* **Directive**
Render the material starting at the line containing "Give bounding boxes" and ending at the line containing "261, 482, 273]", both included, as a two-column CSV with columns input and output. Use one row per entry, with its text under input and its answer under output, each in a single quoted field with line breaks replaced by spaces.

* **Working data**
╔══

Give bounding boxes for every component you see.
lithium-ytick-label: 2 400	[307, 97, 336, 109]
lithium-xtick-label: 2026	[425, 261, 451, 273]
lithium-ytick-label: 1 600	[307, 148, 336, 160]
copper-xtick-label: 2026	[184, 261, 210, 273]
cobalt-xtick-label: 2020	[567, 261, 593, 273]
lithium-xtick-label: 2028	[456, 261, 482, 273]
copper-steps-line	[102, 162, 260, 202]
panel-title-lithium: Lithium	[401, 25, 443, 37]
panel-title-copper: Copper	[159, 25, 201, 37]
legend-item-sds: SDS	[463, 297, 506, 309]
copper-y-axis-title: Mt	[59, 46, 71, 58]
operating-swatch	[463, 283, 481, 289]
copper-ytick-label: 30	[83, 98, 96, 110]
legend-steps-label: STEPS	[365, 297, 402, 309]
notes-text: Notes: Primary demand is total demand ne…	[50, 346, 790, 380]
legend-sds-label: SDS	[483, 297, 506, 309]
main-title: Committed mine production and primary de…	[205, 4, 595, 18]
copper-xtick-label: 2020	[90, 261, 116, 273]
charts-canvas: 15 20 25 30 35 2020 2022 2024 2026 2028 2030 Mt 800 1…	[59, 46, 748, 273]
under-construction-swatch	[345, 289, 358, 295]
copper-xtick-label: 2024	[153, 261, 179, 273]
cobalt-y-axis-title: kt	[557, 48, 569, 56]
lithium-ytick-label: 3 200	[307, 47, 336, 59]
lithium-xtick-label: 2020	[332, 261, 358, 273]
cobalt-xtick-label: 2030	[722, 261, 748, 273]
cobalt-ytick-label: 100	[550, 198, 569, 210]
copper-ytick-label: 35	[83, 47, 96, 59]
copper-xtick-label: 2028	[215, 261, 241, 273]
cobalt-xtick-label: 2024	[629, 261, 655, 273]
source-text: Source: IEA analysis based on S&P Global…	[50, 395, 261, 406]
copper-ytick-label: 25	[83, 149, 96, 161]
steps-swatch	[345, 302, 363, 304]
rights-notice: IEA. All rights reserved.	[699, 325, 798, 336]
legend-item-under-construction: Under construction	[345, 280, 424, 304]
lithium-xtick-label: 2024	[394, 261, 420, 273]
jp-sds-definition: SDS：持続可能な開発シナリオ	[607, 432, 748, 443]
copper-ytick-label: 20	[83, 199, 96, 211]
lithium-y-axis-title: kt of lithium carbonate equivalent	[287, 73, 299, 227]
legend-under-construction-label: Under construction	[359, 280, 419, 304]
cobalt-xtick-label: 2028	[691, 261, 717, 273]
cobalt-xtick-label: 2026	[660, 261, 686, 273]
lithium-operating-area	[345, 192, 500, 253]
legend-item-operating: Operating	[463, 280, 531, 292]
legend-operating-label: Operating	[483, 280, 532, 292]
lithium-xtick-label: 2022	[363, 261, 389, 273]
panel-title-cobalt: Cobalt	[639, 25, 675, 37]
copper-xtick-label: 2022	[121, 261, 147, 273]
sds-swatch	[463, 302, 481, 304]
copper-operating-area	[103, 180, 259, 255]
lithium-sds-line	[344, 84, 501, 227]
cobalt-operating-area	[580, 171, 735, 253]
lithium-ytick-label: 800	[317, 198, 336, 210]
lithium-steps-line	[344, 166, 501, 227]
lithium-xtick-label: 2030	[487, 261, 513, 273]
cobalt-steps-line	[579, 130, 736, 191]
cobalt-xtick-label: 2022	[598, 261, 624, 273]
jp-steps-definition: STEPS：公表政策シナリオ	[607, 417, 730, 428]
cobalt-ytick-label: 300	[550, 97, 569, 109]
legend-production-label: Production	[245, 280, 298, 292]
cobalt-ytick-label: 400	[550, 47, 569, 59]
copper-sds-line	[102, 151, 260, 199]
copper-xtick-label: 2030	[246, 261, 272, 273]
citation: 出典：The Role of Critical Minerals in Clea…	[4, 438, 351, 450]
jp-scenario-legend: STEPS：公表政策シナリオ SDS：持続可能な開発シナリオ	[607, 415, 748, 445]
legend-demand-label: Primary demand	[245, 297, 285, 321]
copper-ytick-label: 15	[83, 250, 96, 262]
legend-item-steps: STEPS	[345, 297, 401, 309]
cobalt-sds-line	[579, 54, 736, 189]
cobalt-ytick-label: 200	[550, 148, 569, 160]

╚══
╔══

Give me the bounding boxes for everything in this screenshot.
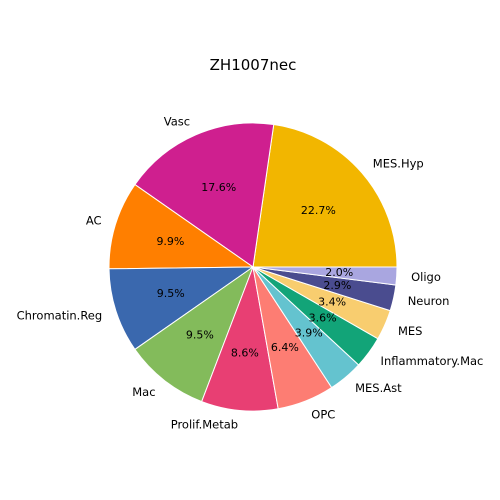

╚══
╔══

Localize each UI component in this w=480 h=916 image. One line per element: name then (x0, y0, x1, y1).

╚══

* **Result for this task**
input,output
"Give bounding boxes for every component you see.","lithium-ytick-label: 2 400	[307, 97, 336, 109] lithium-xtick-label: 2026	[425, 261, 451, 273] lithium-ytick-label: 1 600	[307, 148, 336, 160] copper-xtick-label: 2026	[184, 261, 210, 273] cobalt-xtick-label: 2020	[567, 261, 593, 273] lithium-xtick-label: 2028	[456, 261, 482, 273]"